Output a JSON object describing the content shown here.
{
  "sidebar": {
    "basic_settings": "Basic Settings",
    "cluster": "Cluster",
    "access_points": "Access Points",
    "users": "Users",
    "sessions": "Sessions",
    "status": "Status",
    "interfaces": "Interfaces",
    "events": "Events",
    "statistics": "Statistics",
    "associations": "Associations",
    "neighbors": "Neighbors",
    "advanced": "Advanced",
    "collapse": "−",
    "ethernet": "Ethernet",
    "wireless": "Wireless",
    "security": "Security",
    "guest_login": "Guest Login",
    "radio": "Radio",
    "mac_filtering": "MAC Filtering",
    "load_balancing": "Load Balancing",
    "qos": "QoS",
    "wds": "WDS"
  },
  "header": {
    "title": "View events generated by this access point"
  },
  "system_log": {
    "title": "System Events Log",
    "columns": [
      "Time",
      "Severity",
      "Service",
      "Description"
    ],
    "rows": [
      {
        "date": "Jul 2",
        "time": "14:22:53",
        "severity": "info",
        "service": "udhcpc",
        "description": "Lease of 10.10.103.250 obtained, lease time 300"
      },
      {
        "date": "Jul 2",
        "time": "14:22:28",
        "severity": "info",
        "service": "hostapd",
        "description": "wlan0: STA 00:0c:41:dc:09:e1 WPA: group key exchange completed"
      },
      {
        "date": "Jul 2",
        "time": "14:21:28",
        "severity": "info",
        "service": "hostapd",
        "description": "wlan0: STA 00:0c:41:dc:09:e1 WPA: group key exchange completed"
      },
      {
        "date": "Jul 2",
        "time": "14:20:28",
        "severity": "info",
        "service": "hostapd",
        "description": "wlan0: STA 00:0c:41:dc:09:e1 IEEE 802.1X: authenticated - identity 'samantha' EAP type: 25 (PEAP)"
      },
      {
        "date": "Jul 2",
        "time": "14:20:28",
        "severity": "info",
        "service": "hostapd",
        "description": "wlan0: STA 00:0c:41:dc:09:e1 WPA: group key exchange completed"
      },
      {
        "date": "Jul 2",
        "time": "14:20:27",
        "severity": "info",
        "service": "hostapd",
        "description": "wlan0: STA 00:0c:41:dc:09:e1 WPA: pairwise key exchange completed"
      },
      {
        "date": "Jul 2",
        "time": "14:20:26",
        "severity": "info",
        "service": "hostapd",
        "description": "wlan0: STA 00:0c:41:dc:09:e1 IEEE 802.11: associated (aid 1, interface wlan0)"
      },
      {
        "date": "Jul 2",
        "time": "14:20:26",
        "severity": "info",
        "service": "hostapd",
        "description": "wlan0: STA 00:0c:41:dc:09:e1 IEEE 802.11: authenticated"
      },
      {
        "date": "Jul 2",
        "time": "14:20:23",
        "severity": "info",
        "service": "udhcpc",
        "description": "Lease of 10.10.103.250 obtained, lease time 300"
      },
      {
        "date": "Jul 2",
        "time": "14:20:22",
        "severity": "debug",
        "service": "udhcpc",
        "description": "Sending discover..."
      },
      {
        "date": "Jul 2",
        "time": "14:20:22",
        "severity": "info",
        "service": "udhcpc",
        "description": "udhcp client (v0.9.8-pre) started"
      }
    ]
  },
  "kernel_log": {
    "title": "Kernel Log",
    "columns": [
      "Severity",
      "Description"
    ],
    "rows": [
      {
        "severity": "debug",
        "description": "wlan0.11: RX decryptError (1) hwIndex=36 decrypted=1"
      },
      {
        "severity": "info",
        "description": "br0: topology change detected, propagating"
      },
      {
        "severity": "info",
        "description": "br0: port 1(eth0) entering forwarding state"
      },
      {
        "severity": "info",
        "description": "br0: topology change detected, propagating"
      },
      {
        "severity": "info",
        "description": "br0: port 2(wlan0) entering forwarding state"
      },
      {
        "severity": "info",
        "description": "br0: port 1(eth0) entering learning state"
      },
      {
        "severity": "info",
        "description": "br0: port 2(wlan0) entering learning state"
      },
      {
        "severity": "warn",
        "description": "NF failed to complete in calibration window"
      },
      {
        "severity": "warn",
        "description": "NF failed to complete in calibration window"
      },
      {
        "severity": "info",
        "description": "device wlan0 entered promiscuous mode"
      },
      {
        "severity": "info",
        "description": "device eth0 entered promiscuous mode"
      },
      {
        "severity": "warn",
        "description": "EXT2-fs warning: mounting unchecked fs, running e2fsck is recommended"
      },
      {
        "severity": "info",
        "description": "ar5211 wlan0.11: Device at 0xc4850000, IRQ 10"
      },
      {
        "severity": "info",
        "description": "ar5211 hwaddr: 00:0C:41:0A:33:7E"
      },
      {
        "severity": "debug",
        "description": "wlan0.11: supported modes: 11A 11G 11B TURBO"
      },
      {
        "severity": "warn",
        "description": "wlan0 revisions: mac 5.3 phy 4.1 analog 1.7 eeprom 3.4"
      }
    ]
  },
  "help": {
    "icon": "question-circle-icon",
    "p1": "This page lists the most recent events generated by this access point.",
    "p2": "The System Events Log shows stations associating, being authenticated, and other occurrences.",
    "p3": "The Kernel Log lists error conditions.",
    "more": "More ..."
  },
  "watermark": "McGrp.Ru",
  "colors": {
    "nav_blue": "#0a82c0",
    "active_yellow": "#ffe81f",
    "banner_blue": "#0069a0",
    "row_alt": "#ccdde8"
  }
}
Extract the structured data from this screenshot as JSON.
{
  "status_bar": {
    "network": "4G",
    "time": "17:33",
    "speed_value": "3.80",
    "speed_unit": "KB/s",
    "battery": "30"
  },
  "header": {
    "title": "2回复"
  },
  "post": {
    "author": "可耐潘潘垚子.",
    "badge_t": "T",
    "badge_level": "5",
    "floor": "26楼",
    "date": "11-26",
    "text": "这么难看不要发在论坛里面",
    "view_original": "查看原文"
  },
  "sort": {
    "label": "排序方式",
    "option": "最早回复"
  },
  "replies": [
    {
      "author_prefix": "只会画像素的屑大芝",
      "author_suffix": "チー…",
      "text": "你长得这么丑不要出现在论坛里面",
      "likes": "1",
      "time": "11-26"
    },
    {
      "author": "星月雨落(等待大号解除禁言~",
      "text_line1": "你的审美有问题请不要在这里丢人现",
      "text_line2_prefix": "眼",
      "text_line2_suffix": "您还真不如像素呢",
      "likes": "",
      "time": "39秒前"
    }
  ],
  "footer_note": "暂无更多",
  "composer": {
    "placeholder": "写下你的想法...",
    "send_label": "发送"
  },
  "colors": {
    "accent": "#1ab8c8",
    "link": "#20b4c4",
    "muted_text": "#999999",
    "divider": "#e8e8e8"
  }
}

Given instruction: Output the whole listing above again, word for word.

Completed exercise:
Output a JSON object describing the content shown here.
{
  "sidebar": {
    "basic_settings": "Basic Settings",
    "cluster": "Cluster",
    "access_points": "Access Points",
    "users": "Users",
    "sessions": "Sessions",
    "status": "Status",
    "interfaces": "Interfaces",
    "events": "Events",
    "statistics": "Statistics",
    "associations": "Associations",
    "neighbors": "Neighbors",
    "advanced": "Advanced",
    "collapse": "−",
    "ethernet": "Ethernet",
    "wireless": "Wireless",
    "security": "Security",
    "guest_login": "Guest Login",
    "radio": "Radio",
    "mac_filtering": "MAC Filtering",
    "load_balancing": "Load Balancing",
    "qos": "QoS",
    "wds": "WDS"
  },
  "header": {
    "title": "View events generated by this access point"
  },
  "system_log": {
    "title": "System Events Log",
    "columns": [
      "Time",
      "Severity",
      "Service",
      "Description"
    ],
    "rows": [
      {
        "date": "Jul 2",
        "time": "14:22:53",
        "severity": "info",
        "service": "udhcpc",
        "description": "Lease of 10.10.103.250 obtained, lease time 300"
      },
      {
        "date": "Jul 2",
        "time": "14:22:28",
        "severity": "info",
        "service": "hostapd",
        "description": "wlan0: STA 00:0c:41:dc:09:e1 WPA: group key exchange completed"
      },
      {
        "date": "Jul 2",
        "time": "14:21:28",
        "severity": "info",
        "service": "hostapd",
        "description": "wlan0: STA 00:0c:41:dc:09:e1 WPA: group key exchange completed"
      },
      {
        "date": "Jul 2",
        "time": "14:20:28",
        "severity": "info",
        "service": "hostapd",
        "description": "wlan0: STA 00:0c:41:dc:09:e1 IEEE 802.1X: authenticated - identity 'samantha' EAP type: 25 (PEAP)"
      },
      {
        "date": "Jul 2",
        "time": "14:20:28",
        "severity": "info",
        "service": "hostapd",
        "description": "wlan0: STA 00:0c:41:dc:09:e1 WPA: group key exchange completed"
      },
      {
        "date": "Jul 2",
        "time": "14:20:27",
        "severity": "info",
        "service": "hostapd",
        "description": "wlan0: STA 00:0c:41:dc:09:e1 WPA: pairwise key exchange completed"
      },
      {
        "date": "Jul 2",
        "time": "14:20:26",
        "severity": "info",
        "service": "hostapd",
        "description": "wlan0: STA 00:0c:41:dc:09:e1 IEEE 802.11: associated (aid 1, interface wlan0)"
      },
      {
        "date": "Jul 2",
        "time": "14:20:26",
        "severity": "info",
        "service": "hostapd",
        "description": "wlan0: STA 00:0c:41:dc:09:e1 IEEE 802.11: authenticated"
      },
      {
        "date": "Jul 2",
        "time": "14:20:23",
        "severity": "info",
        "service": "udhcpc",
        "description": "Lease of 10.10.103.250 obtained, lease time 300"
      },
      {
        "date": "Jul 2",
        "time": "14:20:22",
        "severity": "debug",
        "service": "udhcpc",
        "description": "Sending discover..."
      },
      {
        "date": "Jul 2",
        "time": "14:20:22",
        "severity": "info",
        "service": "udhcpc",
        "description": "udhcp client (v0.9.8-pre) started"
      }
    ]
  },
  "kernel_log": {
    "title": "Kernel Log",
    "columns": [
      "Severity",
      "Description"
    ],
    "rows": [
      {
        "severity": "debug",
        "description": "wlan0.11: RX decryptError (1) hwIndex=36 decrypted=1"
      },
      {
        "severity": "info",
        "description": "br0: topology change detected, propagating"
      },
      {
        "severity": "info",
        "description": "br0: port 1(eth0) entering forwarding state"
      },
      {
        "severity": "info",
        "description": "br0: topology change detected, propagating"
      },
      {
        "severity": "info",
        "description": "br0: port 2(wlan0) entering forwarding state"
      },
      {
        "severity": "info",
        "description": "br0: port 1(eth0) entering learning state"
      },
      {
        "severity": "info",
        "description": "br0: port 2(wlan0) entering learning state"
      },
      {
        "severity": "warn",
        "description": "NF failed to complete in calibration window"
      },
      {
        "severity": "warn",
        "description": "NF failed to complete in calibration window"
      },
      {
        "severity": "info",
        "description": "device wlan0 entered promiscuous mode"
      },
      {
        "severity": "info",
        "description": "device eth0 entered promiscuous mode"
      },
      {
        "severity": "warn",
        "description": "EXT2-fs warning: mounting unchecked fs, running e2fsck is recommended"
      },
      {
        "severity": "info",
        "description": "ar5211 wlan0.11: Device at 0xc4850000, IRQ 10"
      },
      {
        "severity": "info",
        "description": "ar5211 hwaddr: 00:0C:41:0A:33:7E"
      },
      {
        "severity": "debug",
        "description": "wlan0.11: supported modes: 11A 11G 11B TURBO"
      },
      {
        "severity": "warn",
        "description": "wlan0 revisions: mac 5.3 phy 4.1 analog 1.7 eeprom 3.4"
      }
    ]
  },
  "help": {
    "icon": "question-circle-icon",
    "p1": "This page lists the most recent events generated by this access point.",
    "p2": "The System Events Log shows stations associating, being authenticated, and other occurrences.",
    "p3": "The Kernel Log lists error conditions.",
    "more": "More ..."
  },
  "watermark": "McGrp.Ru",
  "colors": {
    "nav_blue": "#0a82c0",
    "active_yellow": "#ffe81f",
    "banner_blue": "#0069a0",
    "row_alt": "#ccdde8"
  }
}
Extract the structured data from this screenshot as JSON.
{
  "status_bar": {
    "network": "4G",
    "time": "17:33",
    "speed_value": "3.80",
    "speed_unit": "KB/s",
    "battery": "30"
  },
  "header": {
    "title": "2回复"
  },
  "post": {
    "author": "可耐潘潘垚子.",
    "badge_t": "T",
    "badge_level": "5",
    "floor": "26楼",
    "date": "11-26",
    "text": "这么难看不要发在论坛里面",
    "view_original": "查看原文"
  },
  "sort": {
    "label": "排序方式",
    "option": "最早回复"
  },
  "replies": [
    {
      "author_prefix": "只会画像素的屑大芝",
      "author_suffix": "チー…",
      "text": "你长得这么丑不要出现在论坛里面",
      "likes": "1",
      "time": "11-26"
    },
    {
      "author": "星月雨落(等待大号解除禁言~",
      "text_line1": "你的审美有问题请不要在这里丢人现",
      "text_line2_prefix": "眼",
      "text_line2_suffix": "您还真不如像素呢",
      "likes": "",
      "time": "39秒前"
    }
  ],
  "footer_note": "暂无更多",
  "composer": {
    "placeholder": "写下你的想法...",
    "send_label": "发送"
  },
  "colors": {
    "accent": "#1ab8c8",
    "link": "#20b4c4",
    "muted_text": "#999999",
    "divider": "#e8e8e8"
  }
}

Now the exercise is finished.